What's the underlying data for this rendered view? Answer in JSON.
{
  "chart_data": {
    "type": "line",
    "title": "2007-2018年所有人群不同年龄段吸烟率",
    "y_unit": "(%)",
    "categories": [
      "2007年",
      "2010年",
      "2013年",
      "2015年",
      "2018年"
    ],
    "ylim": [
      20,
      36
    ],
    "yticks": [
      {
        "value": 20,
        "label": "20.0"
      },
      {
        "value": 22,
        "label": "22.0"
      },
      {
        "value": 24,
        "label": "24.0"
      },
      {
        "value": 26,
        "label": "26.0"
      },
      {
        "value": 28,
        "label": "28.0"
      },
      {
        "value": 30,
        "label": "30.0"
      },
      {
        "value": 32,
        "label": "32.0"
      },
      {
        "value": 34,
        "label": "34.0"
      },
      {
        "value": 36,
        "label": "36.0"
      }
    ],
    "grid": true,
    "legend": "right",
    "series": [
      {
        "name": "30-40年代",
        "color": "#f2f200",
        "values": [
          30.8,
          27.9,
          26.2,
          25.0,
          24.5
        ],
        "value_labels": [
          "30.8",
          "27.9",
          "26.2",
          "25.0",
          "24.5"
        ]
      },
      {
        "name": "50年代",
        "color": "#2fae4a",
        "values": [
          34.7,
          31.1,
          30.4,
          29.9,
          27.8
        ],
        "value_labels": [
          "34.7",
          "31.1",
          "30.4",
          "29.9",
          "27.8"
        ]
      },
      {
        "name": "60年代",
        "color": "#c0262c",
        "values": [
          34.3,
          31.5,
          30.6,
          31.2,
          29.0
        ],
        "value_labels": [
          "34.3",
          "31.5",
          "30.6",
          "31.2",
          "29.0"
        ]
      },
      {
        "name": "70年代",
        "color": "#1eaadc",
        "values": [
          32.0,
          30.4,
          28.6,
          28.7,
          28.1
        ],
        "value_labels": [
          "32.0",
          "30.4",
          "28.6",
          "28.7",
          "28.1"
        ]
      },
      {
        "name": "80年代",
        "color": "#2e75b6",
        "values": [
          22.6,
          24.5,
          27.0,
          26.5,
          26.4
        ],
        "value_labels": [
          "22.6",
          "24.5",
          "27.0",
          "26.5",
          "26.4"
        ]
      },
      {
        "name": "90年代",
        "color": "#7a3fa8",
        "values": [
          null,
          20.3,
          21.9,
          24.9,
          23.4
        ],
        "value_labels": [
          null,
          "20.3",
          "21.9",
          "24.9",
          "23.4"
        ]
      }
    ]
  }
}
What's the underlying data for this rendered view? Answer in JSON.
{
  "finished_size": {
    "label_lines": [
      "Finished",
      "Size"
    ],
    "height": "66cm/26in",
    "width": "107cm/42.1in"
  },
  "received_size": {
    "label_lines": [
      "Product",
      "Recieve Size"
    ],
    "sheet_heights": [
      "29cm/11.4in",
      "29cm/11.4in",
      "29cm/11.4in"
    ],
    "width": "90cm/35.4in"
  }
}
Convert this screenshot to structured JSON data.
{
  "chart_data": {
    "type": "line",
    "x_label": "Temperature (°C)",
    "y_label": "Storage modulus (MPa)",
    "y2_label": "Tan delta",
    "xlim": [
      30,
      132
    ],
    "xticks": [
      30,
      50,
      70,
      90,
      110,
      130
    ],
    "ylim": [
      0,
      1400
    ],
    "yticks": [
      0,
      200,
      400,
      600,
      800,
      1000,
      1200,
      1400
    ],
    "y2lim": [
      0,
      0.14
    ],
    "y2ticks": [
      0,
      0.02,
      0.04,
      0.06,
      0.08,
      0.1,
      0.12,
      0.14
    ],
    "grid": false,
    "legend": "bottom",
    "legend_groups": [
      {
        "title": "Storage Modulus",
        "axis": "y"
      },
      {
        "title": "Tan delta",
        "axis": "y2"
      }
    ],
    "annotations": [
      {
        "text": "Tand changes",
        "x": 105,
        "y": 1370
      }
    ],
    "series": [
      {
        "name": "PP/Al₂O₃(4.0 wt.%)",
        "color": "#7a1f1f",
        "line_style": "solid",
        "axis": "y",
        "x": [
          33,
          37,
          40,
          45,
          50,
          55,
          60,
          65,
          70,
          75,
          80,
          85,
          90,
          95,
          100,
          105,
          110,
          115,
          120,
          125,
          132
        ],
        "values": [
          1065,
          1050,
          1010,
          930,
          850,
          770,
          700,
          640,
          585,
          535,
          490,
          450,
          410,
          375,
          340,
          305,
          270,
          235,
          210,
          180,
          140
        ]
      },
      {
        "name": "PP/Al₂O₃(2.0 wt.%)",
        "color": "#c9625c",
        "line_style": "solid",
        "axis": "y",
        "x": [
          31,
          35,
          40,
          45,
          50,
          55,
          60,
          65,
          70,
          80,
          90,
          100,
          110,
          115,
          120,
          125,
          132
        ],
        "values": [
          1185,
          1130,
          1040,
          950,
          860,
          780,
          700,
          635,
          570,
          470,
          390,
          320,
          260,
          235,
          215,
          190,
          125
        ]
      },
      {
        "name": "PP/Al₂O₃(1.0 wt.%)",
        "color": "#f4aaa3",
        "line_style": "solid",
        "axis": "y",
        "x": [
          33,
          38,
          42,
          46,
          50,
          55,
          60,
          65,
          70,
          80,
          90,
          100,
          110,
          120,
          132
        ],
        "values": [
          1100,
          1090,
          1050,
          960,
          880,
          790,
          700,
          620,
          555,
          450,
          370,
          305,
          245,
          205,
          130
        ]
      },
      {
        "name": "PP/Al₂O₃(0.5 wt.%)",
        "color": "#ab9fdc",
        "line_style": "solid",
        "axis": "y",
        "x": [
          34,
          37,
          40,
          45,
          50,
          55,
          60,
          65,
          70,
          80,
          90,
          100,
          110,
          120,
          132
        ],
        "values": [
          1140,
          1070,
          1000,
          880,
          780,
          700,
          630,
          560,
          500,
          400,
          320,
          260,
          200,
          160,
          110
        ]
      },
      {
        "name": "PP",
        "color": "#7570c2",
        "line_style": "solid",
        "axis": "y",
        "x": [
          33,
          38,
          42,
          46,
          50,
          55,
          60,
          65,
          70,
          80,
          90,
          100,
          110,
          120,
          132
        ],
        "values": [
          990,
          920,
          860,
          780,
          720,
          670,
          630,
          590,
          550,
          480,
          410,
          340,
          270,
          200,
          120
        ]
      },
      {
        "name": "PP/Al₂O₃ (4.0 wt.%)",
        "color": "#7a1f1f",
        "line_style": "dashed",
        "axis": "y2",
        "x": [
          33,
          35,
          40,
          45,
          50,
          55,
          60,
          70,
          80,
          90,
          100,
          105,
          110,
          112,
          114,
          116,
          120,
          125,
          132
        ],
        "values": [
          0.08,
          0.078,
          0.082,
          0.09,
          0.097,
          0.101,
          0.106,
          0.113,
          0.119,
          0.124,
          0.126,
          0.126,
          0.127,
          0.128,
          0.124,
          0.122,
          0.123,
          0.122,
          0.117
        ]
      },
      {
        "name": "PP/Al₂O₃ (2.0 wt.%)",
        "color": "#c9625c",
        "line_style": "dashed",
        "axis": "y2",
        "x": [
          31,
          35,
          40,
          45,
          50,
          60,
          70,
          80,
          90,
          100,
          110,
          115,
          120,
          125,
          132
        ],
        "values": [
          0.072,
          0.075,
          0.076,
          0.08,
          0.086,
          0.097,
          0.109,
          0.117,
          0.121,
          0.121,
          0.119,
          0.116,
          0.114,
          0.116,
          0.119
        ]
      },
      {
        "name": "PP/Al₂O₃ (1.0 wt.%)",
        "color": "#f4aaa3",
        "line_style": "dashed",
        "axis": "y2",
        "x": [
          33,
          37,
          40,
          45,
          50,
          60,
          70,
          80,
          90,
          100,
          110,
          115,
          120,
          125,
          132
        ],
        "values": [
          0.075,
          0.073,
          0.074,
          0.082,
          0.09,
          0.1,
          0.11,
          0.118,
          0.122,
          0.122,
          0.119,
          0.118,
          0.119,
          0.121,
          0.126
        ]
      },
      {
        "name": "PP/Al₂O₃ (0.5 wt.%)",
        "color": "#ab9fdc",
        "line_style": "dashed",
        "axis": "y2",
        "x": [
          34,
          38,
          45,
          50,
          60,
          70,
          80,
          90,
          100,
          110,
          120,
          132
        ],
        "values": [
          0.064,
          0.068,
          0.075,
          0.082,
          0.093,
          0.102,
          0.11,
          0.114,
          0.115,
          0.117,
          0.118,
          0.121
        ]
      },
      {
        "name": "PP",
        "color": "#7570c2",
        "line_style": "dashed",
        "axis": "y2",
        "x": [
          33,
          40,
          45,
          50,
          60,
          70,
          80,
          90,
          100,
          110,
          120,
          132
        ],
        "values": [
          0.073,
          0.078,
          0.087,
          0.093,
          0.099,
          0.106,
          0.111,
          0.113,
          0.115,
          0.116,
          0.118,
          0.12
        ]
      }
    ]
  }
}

______________________________

DO THIS:
Where a line of the material above holds the string "title", copy that line.

ANSWER TO THIS EXERCISE:
    "title": "2007-2018年所有人群不同年龄段吸烟率",
        "title": "Storage Modulus",
        "title": "Tan delta",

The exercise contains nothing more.